● **Given exercise**
Reply with the count of lines holding "color", nothing more.

● **Records for the task**

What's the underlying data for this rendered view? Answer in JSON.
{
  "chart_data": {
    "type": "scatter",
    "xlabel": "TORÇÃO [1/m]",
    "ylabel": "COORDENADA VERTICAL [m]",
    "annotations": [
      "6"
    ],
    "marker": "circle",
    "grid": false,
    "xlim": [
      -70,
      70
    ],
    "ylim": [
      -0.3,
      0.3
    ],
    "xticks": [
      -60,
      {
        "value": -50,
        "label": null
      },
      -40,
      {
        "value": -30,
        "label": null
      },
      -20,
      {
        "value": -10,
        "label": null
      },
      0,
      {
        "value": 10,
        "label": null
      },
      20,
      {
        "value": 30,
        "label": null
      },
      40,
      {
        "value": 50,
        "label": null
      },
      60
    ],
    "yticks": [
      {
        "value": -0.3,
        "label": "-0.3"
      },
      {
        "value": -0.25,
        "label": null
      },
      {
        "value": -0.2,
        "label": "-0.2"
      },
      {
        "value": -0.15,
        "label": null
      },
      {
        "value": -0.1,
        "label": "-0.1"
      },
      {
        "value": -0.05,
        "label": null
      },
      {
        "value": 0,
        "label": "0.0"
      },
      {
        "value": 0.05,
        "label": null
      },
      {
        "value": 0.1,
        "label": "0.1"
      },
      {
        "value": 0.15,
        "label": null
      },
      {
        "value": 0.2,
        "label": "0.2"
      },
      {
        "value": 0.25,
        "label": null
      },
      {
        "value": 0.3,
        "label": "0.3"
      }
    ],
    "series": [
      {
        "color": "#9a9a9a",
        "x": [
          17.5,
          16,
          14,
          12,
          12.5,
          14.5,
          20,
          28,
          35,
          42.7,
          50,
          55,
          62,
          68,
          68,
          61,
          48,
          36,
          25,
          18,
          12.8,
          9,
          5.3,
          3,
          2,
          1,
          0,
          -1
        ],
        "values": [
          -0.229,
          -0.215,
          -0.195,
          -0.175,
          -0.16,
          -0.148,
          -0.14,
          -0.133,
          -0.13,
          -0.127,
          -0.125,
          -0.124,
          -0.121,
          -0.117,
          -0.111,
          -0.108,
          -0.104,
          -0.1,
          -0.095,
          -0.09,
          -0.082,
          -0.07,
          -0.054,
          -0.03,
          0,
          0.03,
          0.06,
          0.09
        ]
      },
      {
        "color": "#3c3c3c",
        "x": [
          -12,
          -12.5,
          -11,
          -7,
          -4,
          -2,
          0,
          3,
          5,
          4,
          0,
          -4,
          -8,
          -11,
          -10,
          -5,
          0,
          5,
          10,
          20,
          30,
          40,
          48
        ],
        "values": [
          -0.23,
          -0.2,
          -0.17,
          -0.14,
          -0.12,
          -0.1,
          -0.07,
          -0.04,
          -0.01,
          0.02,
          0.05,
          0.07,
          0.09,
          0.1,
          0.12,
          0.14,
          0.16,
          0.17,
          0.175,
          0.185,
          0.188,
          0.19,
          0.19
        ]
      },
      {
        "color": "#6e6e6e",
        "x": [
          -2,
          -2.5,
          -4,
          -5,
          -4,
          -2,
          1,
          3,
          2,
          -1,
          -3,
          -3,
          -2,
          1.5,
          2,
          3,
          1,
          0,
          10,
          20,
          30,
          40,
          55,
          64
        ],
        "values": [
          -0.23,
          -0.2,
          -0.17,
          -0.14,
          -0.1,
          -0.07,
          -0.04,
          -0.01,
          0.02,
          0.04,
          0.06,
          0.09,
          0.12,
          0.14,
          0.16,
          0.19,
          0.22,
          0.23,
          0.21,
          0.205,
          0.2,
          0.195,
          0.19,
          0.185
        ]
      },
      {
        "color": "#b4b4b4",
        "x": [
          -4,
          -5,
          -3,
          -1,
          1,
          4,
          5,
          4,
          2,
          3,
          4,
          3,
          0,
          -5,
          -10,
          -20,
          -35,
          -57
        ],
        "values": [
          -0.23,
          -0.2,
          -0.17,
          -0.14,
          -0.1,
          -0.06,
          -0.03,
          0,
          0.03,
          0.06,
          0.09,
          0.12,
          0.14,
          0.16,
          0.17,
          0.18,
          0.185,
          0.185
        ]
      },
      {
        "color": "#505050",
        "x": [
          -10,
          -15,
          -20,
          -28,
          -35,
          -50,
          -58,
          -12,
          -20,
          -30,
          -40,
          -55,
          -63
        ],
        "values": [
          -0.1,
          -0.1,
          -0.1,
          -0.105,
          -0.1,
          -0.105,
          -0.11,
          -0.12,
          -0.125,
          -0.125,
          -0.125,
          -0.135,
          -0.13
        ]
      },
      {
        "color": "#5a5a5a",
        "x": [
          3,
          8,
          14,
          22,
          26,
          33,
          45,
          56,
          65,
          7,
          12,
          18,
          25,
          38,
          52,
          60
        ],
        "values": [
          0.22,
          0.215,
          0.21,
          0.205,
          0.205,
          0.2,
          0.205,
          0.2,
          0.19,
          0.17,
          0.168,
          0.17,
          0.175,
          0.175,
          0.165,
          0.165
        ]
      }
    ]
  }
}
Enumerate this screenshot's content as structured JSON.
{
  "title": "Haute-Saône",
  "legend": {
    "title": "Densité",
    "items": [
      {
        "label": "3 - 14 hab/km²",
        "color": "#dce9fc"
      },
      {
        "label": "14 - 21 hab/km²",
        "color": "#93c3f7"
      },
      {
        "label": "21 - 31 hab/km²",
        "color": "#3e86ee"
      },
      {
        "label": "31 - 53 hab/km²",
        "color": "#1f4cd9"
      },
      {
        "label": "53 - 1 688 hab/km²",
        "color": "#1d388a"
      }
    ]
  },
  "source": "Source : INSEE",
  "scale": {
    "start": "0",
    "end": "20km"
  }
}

● **Final result**
11